▶ _Instructions for the task_:
Quote every entry word for word.

(Records that describe figures)

>>>>>

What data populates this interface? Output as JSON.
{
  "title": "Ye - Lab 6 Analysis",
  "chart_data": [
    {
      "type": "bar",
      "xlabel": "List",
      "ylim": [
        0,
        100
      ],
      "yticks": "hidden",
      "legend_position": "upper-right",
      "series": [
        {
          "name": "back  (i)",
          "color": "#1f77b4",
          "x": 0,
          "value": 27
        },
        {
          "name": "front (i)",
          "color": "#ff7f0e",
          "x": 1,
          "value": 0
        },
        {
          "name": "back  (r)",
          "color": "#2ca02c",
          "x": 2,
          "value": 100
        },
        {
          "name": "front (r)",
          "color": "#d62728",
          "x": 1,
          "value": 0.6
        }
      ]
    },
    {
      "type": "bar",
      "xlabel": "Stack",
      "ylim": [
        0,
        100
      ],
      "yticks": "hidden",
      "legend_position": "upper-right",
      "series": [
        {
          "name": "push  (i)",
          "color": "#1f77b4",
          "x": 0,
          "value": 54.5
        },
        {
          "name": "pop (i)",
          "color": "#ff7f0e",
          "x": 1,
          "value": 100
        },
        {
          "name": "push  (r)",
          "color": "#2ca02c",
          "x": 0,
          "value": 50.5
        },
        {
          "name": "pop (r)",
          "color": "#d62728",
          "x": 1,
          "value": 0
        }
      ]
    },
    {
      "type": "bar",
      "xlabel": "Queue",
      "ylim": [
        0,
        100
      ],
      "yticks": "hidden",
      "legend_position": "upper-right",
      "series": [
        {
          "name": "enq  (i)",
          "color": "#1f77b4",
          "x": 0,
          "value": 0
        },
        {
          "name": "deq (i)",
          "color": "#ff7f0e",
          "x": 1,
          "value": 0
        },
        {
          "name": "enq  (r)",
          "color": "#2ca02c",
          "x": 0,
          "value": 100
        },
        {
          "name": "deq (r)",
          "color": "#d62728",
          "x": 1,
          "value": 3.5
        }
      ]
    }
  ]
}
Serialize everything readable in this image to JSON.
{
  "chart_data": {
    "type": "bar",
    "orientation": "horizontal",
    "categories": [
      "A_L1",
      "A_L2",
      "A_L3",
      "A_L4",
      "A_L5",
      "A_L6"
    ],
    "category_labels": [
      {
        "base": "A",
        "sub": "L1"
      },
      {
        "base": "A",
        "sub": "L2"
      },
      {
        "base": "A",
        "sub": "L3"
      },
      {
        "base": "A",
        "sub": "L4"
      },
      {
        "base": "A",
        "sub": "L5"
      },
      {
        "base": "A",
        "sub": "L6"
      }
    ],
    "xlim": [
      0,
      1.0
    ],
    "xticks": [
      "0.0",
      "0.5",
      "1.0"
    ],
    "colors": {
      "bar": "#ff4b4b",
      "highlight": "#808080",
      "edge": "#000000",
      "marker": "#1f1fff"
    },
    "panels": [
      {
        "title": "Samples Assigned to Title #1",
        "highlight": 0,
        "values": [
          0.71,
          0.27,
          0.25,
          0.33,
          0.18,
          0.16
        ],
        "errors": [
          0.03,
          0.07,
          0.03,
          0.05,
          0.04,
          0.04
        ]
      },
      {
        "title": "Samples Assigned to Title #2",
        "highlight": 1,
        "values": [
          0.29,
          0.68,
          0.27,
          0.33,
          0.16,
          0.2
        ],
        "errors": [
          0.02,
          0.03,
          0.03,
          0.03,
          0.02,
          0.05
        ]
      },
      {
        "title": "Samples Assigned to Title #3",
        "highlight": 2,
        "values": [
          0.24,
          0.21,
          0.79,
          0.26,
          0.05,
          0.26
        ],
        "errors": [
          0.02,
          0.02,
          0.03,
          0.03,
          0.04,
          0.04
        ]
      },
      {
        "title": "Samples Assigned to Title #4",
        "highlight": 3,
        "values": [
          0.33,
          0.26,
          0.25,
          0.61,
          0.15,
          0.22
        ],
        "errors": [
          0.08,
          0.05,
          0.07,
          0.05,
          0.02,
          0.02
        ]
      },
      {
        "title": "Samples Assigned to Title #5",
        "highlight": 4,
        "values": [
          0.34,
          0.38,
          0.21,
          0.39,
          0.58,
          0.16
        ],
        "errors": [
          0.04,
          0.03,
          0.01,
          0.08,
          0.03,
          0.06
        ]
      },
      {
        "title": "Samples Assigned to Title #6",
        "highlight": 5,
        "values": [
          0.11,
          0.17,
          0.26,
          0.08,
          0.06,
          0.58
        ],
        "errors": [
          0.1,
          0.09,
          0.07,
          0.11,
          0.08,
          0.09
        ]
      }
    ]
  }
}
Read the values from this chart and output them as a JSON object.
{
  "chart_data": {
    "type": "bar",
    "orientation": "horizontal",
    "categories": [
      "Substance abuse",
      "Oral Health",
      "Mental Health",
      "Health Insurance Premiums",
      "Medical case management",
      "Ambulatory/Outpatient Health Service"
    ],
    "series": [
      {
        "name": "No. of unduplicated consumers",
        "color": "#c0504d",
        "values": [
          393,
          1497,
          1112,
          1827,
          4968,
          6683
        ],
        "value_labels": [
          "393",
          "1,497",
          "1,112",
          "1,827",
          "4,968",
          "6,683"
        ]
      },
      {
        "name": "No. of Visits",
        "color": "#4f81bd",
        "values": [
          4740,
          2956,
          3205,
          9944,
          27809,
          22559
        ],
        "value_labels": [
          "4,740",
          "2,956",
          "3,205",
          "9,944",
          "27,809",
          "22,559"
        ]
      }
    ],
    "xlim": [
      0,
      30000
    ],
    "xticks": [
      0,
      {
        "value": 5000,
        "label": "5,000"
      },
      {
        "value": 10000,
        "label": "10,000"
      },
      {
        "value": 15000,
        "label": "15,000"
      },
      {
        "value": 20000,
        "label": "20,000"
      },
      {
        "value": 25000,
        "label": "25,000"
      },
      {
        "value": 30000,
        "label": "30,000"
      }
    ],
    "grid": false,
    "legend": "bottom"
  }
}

<<<<<

▶ _Response to this exercise_:
What data populates this interface? Output as JSON.
{
  "title": "Ye - Lab 6 Analysis",
  "chart_data": [
    {
      "type": "bar",
      "xlabel": "List",
      "ylim": [
        0,
        100
      ],
      "yticks": "hidden",
      "legend_position": "upper-right",
      "series": [
        {
          "name": "back  (i)",
          "color": "#1f77b4",
          "x": 0,
          "value": 27
        },
        {
          "name": "front (i)",
          "color": "#ff7f0e",
          "x": 1,
          "value": 0
        },
        {
          "name": "back  (r)",
          "color": "#2ca02c",
          "x": 2,
          "value": 100
        },
        {
          "name": "front (r)",
          "color": "#d62728",
          "x": 1,
          "value": 0.6
        }
      ]
    },
    {
      "type": "bar",
      "xlabel": "Stack",
      "ylim": [
        0,
        100
      ],
      "yticks": "hidden",
      "legend_position": "upper-right",
      "series": [
        {
          "name": "push  (i)",
          "color": "#1f77b4",
          "x": 0,
          "value": 54.5
        },
        {
          "name": "pop (i)",
          "color": "#ff7f0e",
          "x": 1,
          "value": 100
        },
        {
          "name": "push  (r)",
          "color": "#2ca02c",
          "x": 0,
          "value": 50.5
        },
        {
          "name": "pop (r)",
          "color": "#d62728",
          "x": 1,
          "value": 0
        }
      ]
    },
    {
      "type": "bar",
      "xlabel": "Queue",
      "ylim": [
        0,
        100
      ],
      "yticks": "hidden",
      "legend_position": "upper-right",
      "series": [
        {
          "name": "enq  (i)",
          "color": "#1f77b4",
          "x": 0,
          "value": 0
        },
        {
          "name": "deq (i)",
          "color": "#ff7f0e",
          "x": 1,
          "value": 0
        },
        {
          "name": "enq  (r)",
          "color": "#2ca02c",
          "x": 0,
          "value": 100
        },
        {
          "name": "deq (r)",
          "color": "#d62728",
          "x": 1,
          "value": 3.5
        }
      ]
    }
  ]
}
Serialize everything readable in this image to JSON.
{
  "chart_data": {
    "type": "bar",
    "orientation": "horizontal",
    "categories": [
      "A_L1",
      "A_L2",
      "A_L3",
      "A_L4",
      "A_L5",
      "A_L6"
    ],
    "category_labels": [
      {
        "base": "A",
        "sub": "L1"
      },
      {
        "base": "A",
        "sub": "L2"
      },
      {
        "base": "A",
        "sub": "L3"
      },
      {
        "base": "A",
        "sub": "L4"
      },
      {
        "base": "A",
        "sub": "L5"
      },
      {
        "base": "A",
        "sub": "L6"
      }
    ],
    "xlim": [
      0,
      1.0
    ],
    "xticks": [
      "0.0",
      "0.5",
      "1.0"
    ],
    "colors": {
      "bar": "#ff4b4b",
      "highlight": "#808080",
      "edge": "#000000",
      "marker": "#1f1fff"
    },
    "panels": [
      {
        "title": "Samples Assigned to Title #1",
        "highlight": 0,
        "values": [
          0.71,
          0.27,
          0.25,
          0.33,
          0.18,
          0.16
        ],
        "errors": [
          0.03,
          0.07,
          0.03,
          0.05,
          0.04,
          0.04
        ]
      },
      {
        "title": "Samples Assigned to Title #2",
        "highlight": 1,
        "values": [
          0.29,
          0.68,
          0.27,
          0.33,
          0.16,
          0.2
        ],
        "errors": [
          0.02,
          0.03,
          0.03,
          0.03,
          0.02,
          0.05
        ]
      },
      {
        "title": "Samples Assigned to Title #3",
        "highlight": 2,
        "values": [
          0.24,
          0.21,
          0.79,
          0.26,
          0.05,
          0.26
        ],
        "errors": [
          0.02,
          0.02,
          0.03,
          0.03,
          0.04,
          0.04
        ]
      },
      {
        "title": "Samples Assigned to Title #4",
        "highlight": 3,
        "values": [
          0.33,
          0.26,
          0.25,
          0.61,
          0.15,
          0.22
        ],
        "errors": [
          0.08,
          0.05,
          0.07,
          0.05,
          0.02,
          0.02
        ]
      },
      {
        "title": "Samples Assigned to Title #5",
        "highlight": 4,
        "values": [
          0.34,
          0.38,
          0.21,
          0.39,
          0.58,
          0.16
        ],
        "errors": [
          0.04,
          0.03,
          0.01,
          0.08,
          0.03,
          0.06
        ]
      },
      {
        "title": "Samples Assigned to Title #6",
        "highlight": 5,
        "values": [
          0.11,
          0.17,
          0.26,
          0.08,
          0.06,
          0.58
        ],
        "errors": [
          0.1,
          0.09,
          0.07,
          0.11,
          0.08,
          0.09
        ]
      }
    ]
  }
}
Read the values from this chart and output them as a JSON object.
{
  "chart_data": {
    "type": "bar",
    "orientation": "horizontal",
    "categories": [
      "Substance abuse",
      "Oral Health",
      "Mental Health",
      "Health Insurance Premiums",
      "Medical case management",
      "Ambulatory/Outpatient Health Service"
    ],
    "series": [
      {
        "name": "No. of unduplicated consumers",
        "color": "#c0504d",
        "values": [
          393,
          1497,
          1112,
          1827,
          4968,
          6683
        ],
        "value_labels": [
          "393",
          "1,497",
          "1,112",
          "1,827",
          "4,968",
          "6,683"
        ]
      },
      {
        "name": "No. of Visits",
        "color": "#4f81bd",
        "values": [
          4740,
          2956,
          3205,
          9944,
          27809,
          22559
        ],
        "value_labels": [
          "4,740",
          "2,956",
          "3,205",
          "9,944",
          "27,809",
          "22,559"
        ]
      }
    ],
    "xlim": [
      0,
      30000
    ],
    "xticks": [
      0,
      {
        "value": 5000,
        "label": "5,000"
      },
      {
        "value": 10000,
        "label": "10,000"
      },
      {
        "value": 15000,
        "label": "15,000"
      },
      {
        "value": 20000,
        "label": "20,000"
      },
      {
        "value": 25000,
        "label": "25,000"
      },
      {
        "value": 30000,
        "label": "30,000"
      }
    ],
    "grid": false,
    "legend": "bottom"
  }
}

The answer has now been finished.